Goal of the exercise >>
Restate the records below word for word.

---------- Data excerpts ----------

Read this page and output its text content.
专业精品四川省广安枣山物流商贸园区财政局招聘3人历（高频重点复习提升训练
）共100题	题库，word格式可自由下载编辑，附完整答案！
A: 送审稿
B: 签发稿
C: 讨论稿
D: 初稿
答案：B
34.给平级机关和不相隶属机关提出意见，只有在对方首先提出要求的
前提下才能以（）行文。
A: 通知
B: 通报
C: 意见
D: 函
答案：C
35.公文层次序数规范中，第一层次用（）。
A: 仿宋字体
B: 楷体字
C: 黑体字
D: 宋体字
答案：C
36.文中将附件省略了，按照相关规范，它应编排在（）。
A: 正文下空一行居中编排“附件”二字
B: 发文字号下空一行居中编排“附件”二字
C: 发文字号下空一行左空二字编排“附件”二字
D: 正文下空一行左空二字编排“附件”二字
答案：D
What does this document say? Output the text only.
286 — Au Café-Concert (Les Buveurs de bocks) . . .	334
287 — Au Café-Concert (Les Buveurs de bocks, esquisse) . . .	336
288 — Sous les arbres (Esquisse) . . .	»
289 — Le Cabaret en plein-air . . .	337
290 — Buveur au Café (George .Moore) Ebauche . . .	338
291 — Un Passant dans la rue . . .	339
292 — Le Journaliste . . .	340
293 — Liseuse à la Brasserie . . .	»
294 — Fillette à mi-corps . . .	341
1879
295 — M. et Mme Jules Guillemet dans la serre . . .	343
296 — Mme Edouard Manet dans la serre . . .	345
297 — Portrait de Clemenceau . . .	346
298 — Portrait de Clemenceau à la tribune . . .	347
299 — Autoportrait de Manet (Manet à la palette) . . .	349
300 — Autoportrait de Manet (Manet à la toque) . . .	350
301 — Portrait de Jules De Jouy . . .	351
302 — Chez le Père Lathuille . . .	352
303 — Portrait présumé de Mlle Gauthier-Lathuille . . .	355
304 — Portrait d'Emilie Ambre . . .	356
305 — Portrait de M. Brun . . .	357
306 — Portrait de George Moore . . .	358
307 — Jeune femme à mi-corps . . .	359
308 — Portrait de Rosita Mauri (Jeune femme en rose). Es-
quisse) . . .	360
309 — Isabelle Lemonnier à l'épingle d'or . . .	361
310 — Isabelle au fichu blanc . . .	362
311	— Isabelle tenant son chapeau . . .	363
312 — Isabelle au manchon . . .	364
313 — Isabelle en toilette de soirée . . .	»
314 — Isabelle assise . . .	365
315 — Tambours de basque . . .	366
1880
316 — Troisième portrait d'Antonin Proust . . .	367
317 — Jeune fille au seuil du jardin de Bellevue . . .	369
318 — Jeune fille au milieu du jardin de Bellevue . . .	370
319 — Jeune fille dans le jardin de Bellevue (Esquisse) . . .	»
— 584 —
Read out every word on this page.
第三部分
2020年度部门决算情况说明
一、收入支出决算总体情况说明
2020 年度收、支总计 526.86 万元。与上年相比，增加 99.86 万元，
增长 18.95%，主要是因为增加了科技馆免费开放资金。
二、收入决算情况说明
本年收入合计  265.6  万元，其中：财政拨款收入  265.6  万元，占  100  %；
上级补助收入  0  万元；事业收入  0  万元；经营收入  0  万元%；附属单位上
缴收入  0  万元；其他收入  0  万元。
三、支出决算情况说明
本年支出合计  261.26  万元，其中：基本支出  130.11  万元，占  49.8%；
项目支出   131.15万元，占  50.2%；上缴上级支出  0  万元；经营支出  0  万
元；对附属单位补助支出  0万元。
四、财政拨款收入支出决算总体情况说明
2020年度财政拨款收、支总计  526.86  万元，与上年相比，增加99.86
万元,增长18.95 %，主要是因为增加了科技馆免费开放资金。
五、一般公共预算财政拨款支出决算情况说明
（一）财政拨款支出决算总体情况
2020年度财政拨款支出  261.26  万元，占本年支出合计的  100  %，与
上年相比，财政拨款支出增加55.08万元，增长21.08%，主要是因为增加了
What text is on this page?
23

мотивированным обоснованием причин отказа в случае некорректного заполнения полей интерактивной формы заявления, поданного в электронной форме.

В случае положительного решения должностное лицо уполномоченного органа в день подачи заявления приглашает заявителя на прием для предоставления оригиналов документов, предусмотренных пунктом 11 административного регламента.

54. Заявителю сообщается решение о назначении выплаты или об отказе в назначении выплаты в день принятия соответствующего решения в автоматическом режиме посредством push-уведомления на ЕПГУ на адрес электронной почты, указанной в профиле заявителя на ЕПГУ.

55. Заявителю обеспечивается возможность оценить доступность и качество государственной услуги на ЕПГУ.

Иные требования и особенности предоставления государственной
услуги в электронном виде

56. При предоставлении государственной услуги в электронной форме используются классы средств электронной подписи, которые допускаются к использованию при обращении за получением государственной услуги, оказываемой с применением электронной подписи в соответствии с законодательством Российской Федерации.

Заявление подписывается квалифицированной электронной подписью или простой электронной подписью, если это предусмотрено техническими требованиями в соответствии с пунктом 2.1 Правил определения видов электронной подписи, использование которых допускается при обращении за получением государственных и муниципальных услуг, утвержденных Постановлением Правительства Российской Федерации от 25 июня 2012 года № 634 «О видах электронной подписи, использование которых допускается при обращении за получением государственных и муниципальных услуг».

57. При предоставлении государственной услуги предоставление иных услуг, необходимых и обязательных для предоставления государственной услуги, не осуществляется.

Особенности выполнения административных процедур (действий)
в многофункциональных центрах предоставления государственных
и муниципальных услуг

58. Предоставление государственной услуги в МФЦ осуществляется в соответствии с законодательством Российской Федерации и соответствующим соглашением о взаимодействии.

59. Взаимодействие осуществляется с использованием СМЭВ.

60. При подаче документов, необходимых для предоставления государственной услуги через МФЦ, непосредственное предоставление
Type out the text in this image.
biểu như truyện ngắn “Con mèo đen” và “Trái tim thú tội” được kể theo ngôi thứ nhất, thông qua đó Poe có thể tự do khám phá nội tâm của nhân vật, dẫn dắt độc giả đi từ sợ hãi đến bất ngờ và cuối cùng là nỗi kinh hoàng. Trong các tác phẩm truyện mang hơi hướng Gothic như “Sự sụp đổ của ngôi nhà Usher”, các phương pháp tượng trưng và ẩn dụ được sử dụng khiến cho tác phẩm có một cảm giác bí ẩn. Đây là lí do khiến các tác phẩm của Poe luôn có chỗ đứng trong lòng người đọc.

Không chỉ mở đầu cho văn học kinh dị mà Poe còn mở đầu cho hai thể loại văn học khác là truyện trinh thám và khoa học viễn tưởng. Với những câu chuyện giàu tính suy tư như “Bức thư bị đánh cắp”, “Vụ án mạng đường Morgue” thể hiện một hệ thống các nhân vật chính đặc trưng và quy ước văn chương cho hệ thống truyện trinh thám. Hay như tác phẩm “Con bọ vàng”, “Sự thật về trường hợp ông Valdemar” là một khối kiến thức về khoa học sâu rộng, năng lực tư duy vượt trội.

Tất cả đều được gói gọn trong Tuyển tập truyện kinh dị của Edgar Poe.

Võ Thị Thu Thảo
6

----------

Task output >>
Read this page and output its text content.
专业精品四川省广安枣山物流商贸园区财政局招聘3人历（高频重点复习提升训练
）共100题	题库，word格式可自由下载编辑，附完整答案！
A: 送审稿
B: 签发稿
C: 讨论稿
D: 初稿
答案：B
34.给平级机关和不相隶属机关提出意见，只有在对方首先提出要求的
前提下才能以（）行文。
A: 通知
B: 通报
C: 意见
D: 函
答案：C
35.公文层次序数规范中，第一层次用（）。
A: 仿宋字体
B: 楷体字
C: 黑体字
D: 宋体字
答案：C
36.文中将附件省略了，按照相关规范，它应编排在（）。
A: 正文下空一行居中编排“附件”二字
B: 发文字号下空一行居中编排“附件”二字
C: 发文字号下空一行左空二字编排“附件”二字
D: 正文下空一行左空二字编排“附件”二字
答案：D
What does this document say? Output the text only.
286 — Au Café-Concert (Les Buveurs de bocks) . . .	334
287 — Au Café-Concert (Les Buveurs de bocks, esquisse) . . .	336
288 — Sous les arbres (Esquisse) . . .	»
289 — Le Cabaret en plein-air . . .	337
290 — Buveur au Café (George .Moore) Ebauche . . .	338
291 — Un Passant dans la rue . . .	339
292 — Le Journaliste . . .	340
293 — Liseuse à la Brasserie . . .	»
294 — Fillette à mi-corps . . .	341
1879
295 — M. et Mme Jules Guillemet dans la serre . . .	343
296 — Mme Edouard Manet dans la serre . . .	345
297 — Portrait de Clemenceau . . .	346
298 — Portrait de Clemenceau à la tribune . . .	347
299 — Autoportrait de Manet (Manet à la palette) . . .	349
300 — Autoportrait de Manet (Manet à la toque) . . .	350
301 — Portrait de Jules De Jouy . . .	351
302 — Chez le Père Lathuille . . .	352
303 — Portrait présumé de Mlle Gauthier-Lathuille . . .	355
304 — Portrait d'Emilie Ambre . . .	356
305 — Portrait de M. Brun . . .	357
306 — Portrait de George Moore . . .	358
307 — Jeune femme à mi-corps . . .	359
308 — Portrait de Rosita Mauri (Jeune femme en rose). Es-
quisse) . . .	360
309 — Isabelle Lemonnier à l'épingle d'or . . .	361
310 — Isabelle au fichu blanc . . .	362
311	— Isabelle tenant son chapeau . . .	363
312 — Isabelle au manchon . . .	364
313 — Isabelle en toilette de soirée . . .	»
314 — Isabelle assise . . .	365
315 — Tambours de basque . . .	366
1880
316 — Troisième portrait d'Antonin Proust . . .	367
317 — Jeune fille au seuil du jardin de Bellevue . . .	369
318 — Jeune fille au milieu du jardin de Bellevue . . .	370
319 — Jeune fille dans le jardin de Bellevue (Esquisse) . . .	»
— 584 —
Read out every word on this page.
第三部分
2020年度部门决算情况说明
一、收入支出决算总体情况说明
2020 年度收、支总计 526.86 万元。与上年相比，增加 99.86 万元，
增长 18.95%，主要是因为增加了科技馆免费开放资金。
二、收入决算情况说明
本年收入合计  265.6  万元，其中：财政拨款收入  265.6  万元，占  100  %；
上级补助收入  0  万元；事业收入  0  万元；经营收入  0  万元%；附属单位上
缴收入  0  万元；其他收入  0  万元。
三、支出决算情况说明
本年支出合计  261.26  万元，其中：基本支出  130.11  万元，占  49.8%；
项目支出   131.15万元，占  50.2%；上缴上级支出  0  万元；经营支出  0  万
元；对附属单位补助支出  0万元。
四、财政拨款收入支出决算总体情况说明
2020年度财政拨款收、支总计  526.86  万元，与上年相比，增加99.86
万元,增长18.95 %，主要是因为增加了科技馆免费开放资金。
五、一般公共预算财政拨款支出决算情况说明
（一）财政拨款支出决算总体情况
2020年度财政拨款支出  261.26  万元，占本年支出合计的  100  %，与
上年相比，财政拨款支出增加55.08万元，增长21.08%，主要是因为增加了
What text is on this page?
23

мотивированным обоснованием причин отказа в случае некорректного заполнения полей интерактивной формы заявления, поданного в электронной форме.

В случае положительного решения должностное лицо уполномоченного органа в день подачи заявления приглашает заявителя на прием для предоставления оригиналов документов, предусмотренных пунктом 11 административного регламента.

54. Заявителю сообщается решение о назначении выплаты или об отказе в назначении выплаты в день принятия соответствующего решения в автоматическом режиме посредством push-уведомления на ЕПГУ на адрес электронной почты, указанной в профиле заявителя на ЕПГУ.

55. Заявителю обеспечивается возможность оценить доступность и качество государственной услуги на ЕПГУ.

Иные требования и особенности предоставления государственной
услуги в электронном виде

56. При предоставлении государственной услуги в электронной форме используются классы средств электронной подписи, которые допускаются к использованию при обращении за получением государственной услуги, оказываемой с применением электронной подписи в соответствии с законодательством Российской Федерации.

Заявление подписывается квалифицированной электронной подписью или простой электронной подписью, если это предусмотрено техническими требованиями в соответствии с пунктом 2.1 Правил определения видов электронной подписи, использование которых допускается при обращении за получением государственных и муниципальных услуг, утвержденных Постановлением Правительства Российской Федерации от 25 июня 2012 года № 634 «О видах электронной подписи, использование которых допускается при обращении за получением государственных и муниципальных услуг».

57. При предоставлении государственной услуги предоставление иных услуг, необходимых и обязательных для предоставления государственной услуги, не осуществляется.

Особенности выполнения административных процедур (действий)
в многофункциональных центрах предоставления государственных
и муниципальных услуг

58. Предоставление государственной услуги в МФЦ осуществляется в соответствии с законодательством Российской Федерации и соответствующим соглашением о взаимодействии.

59. Взаимодействие осуществляется с использованием СМЭВ.

60. При подаче документов, необходимых для предоставления государственной услуги через МФЦ, непосредственное предоставление
Type out the text in this image.
biểu như truyện ngắn “Con mèo đen” và “Trái tim thú tội” được kể theo ngôi thứ nhất, thông qua đó Poe có thể tự do khám phá nội tâm của nhân vật, dẫn dắt độc giả đi từ sợ hãi đến bất ngờ và cuối cùng là nỗi kinh hoàng. Trong các tác phẩm truyện mang hơi hướng Gothic như “Sự sụp đổ của ngôi nhà Usher”, các phương pháp tượng trưng và ẩn dụ được sử dụng khiến cho tác phẩm có một cảm giác bí ẩn. Đây là lí do khiến các tác phẩm của Poe luôn có chỗ đứng trong lòng người đọc.

Không chỉ mở đầu cho văn học kinh dị mà Poe còn mở đầu cho hai thể loại văn học khác là truyện trinh thám và khoa học viễn tưởng. Với những câu chuyện giàu tính suy tư như “Bức thư bị đánh cắp”, “Vụ án mạng đường Morgue” thể hiện một hệ thống các nhân vật chính đặc trưng và quy ước văn chương cho hệ thống truyện trinh thám. Hay như tác phẩm “Con bọ vàng”, “Sự thật về trường hợp ông Valdemar” là một khối kiến thức về khoa học sâu rộng, năng lực tư duy vượt trội.

Tất cả đều được gói gọn trong Tuyển tập truyện kinh dị của Edgar Poe.

Võ Thị Thu Thảo
6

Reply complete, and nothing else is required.